### YOUR OBJECTIVE:
Every record must appear in your copy exactly as written, with no pictures.

[Records from a data collection]
§ §
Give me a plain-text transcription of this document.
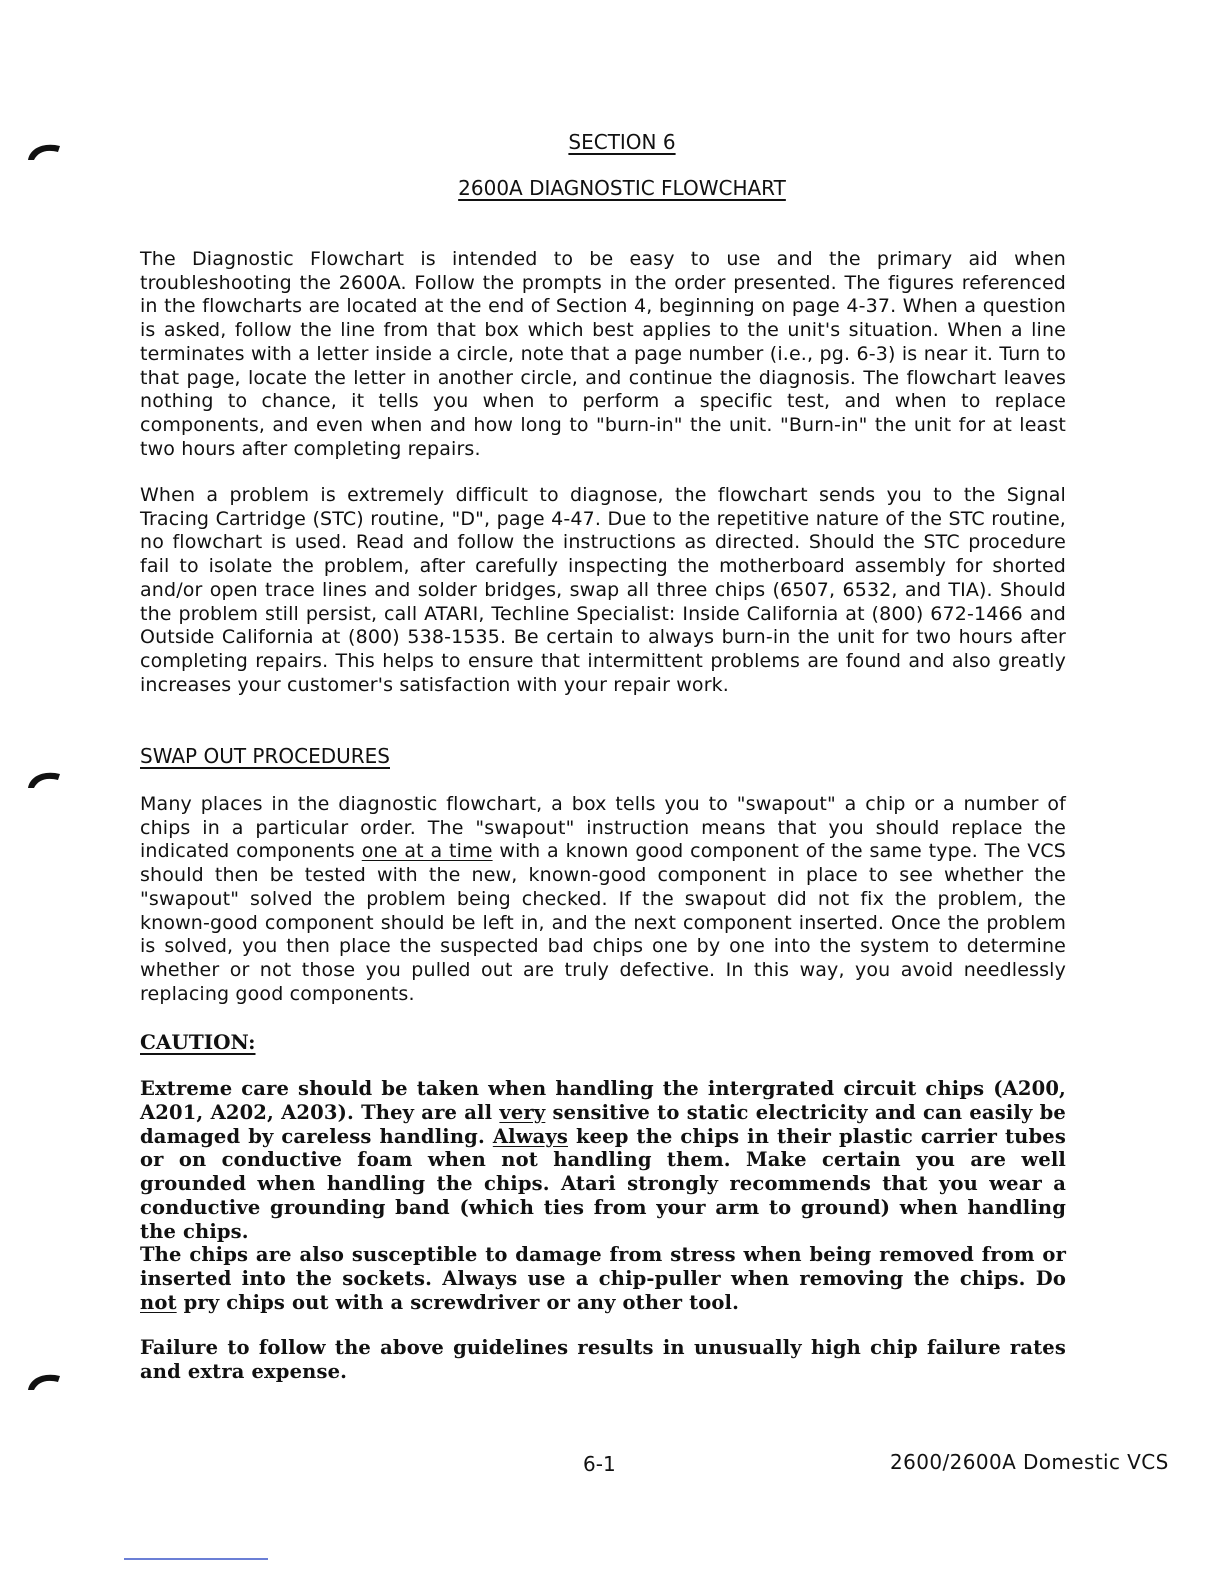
SECTION 6
2600A DIAGNOSTIC FLOWCHART
The Diagnostic Flowchart is intended to be easy to use and the primary aid when troubleshooting the 2600A. Follow the prompts in the order presented. The figures referenced in the flowcharts are located at the end of Section 4, beginning on page 4-37. When a question is asked, follow the line from that box which best applies to the unit's situation. When a line terminates with a letter inside a circle, note that a page number (i.e., pg. 6-3) is near it. Turn to that page, locate the letter in another circle, and continue the diagnosis. The flowchart leaves nothing to chance, it tells you when to perform a specific test, and when to replace components, and even when and how long to "burn-in" the unit. "Burn-in" the unit for at least two hours after completing repairs.
When a problem is extremely difficult to diagnose, the flowchart sends you to the Signal Tracing Cartridge (STC) routine, "D", page 4-47. Due to the repetitive nature of the STC routine, no flowchart is used. Read and follow the instructions as directed. Should the STC procedure fail to isolate the problem, after carefully inspecting the motherboard assembly for shorted and/or open trace lines and solder bridges, swap all three chips (6507, 6532, and TIA). Should the problem still persist, call ATARI, Techline Specialist: Inside California at (800) 672-1466 and Outside California at (800) 538-1535. Be certain to always burn-in the unit for two hours after completing repairs. This helps to ensure that intermittent problems are found and also greatly increases your customer's satisfaction with your repair work.
SWAP OUT PROCEDURES
Many places in the diagnostic flowchart, a box tells you to "swapout" a chip or a number of chips in a particular order. The "swapout" instruction means that you should replace the indicated components one at a time with a known good component of the same type. The VCS should then be tested with the new, known-good component in place to see whether the "swapout" solved the problem being checked. If the swapout did not fix the problem, the known-good component should be left in, and the next component inserted. Once the problem is solved, you then place the suspected bad chips one by one into the system to determine whether or not those you pulled out are truly defective. In this way, you avoid needlessly replacing good components.
CAUTION:
Extreme care should be taken when handling the intergrated circuit chips (A200, A201, A202, A203). They are all very sensitive to static electricity and can easily be damaged by careless handling. Always keep the chips in their plastic carrier tubes or on conductive foam when not handling them. Make certain you are well grounded when handling the chips. Atari strongly recommends that you wear a conductive grounding band (which ties from your arm to ground) when handling the chips.
The chips are also susceptible to damage from stress when being removed from or inserted into the sockets. Always use a chip-puller when removing the chips. Do not pry chips out with a screwdriver or any other tool.
Failure to follow the above guidelines results in unusually high chip failure rates and extra expense.
6-1	2600/2600A Domestic VCS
§ §
### OUTPUT BELOW:
Give me a plain-text transcription of this document.
SECTION 6
2600A DIAGNOSTIC FLOWCHART
The Diagnostic Flowchart is intended to be easy to use and the primary aid when troubleshooting the 2600A. Follow the prompts in the order presented. The figures referenced in the flowcharts are located at the end of Section 4, beginning on page 4-37. When a question is asked, follow the line from that box which best applies to the unit's situation. When a line terminates with a letter inside a circle, note that a page number (i.e., pg. 6-3) is near it. Turn to that page, locate the letter in another circle, and continue the diagnosis. The flowchart leaves nothing to chance, it tells you when to perform a specific test, and when to replace components, and even when and how long to "burn-in" the unit. "Burn-in" the unit for at least two hours after completing repairs.
When a problem is extremely difficult to diagnose, the flowchart sends you to the Signal Tracing Cartridge (STC) routine, "D", page 4-47. Due to the repetitive nature of the STC routine, no flowchart is used. Read and follow the instructions as directed. Should the STC procedure fail to isolate the problem, after carefully inspecting the motherboard assembly for shorted and/or open trace lines and solder bridges, swap all three chips (6507, 6532, and TIA). Should the problem still persist, call ATARI, Techline Specialist: Inside California at (800) 672-1466 and Outside California at (800) 538-1535. Be certain to always burn-in the unit for two hours after completing repairs. This helps to ensure that intermittent problems are found and also greatly increases your customer's satisfaction with your repair work.
SWAP OUT PROCEDURES
Many places in the diagnostic flowchart, a box tells you to "swapout" a chip or a number of chips in a particular order. The "swapout" instruction means that you should replace the indicated components one at a time with a known good component of the same type. The VCS should then be tested with the new, known-good component in place to see whether the "swapout" solved the problem being checked. If the swapout did not fix the problem, the known-good component should be left in, and the next component inserted. Once the problem is solved, you then place the suspected bad chips one by one into the system to determine whether or not those you pulled out are truly defective. In this way, you avoid needlessly replacing good components.
CAUTION:
Extreme care should be taken when handling the intergrated circuit chips (A200, A201, A202, A203). They are all very sensitive to static electricity and can easily be damaged by careless handling. Always keep the chips in their plastic carrier tubes or on conductive foam when not handling them. Make certain you are well grounded when handling the chips. Atari strongly recommends that you wear a conductive grounding band (which ties from your arm to ground) when handling the chips.
The chips are also susceptible to damage from stress when being removed from or inserted into the sockets. Always use a chip-puller when removing the chips. Do not pry chips out with a screwdriver or any other tool.
Failure to follow the above guidelines results in unusually high chip failure rates and extra expense.
6-1	2600/2600A Domestic VCS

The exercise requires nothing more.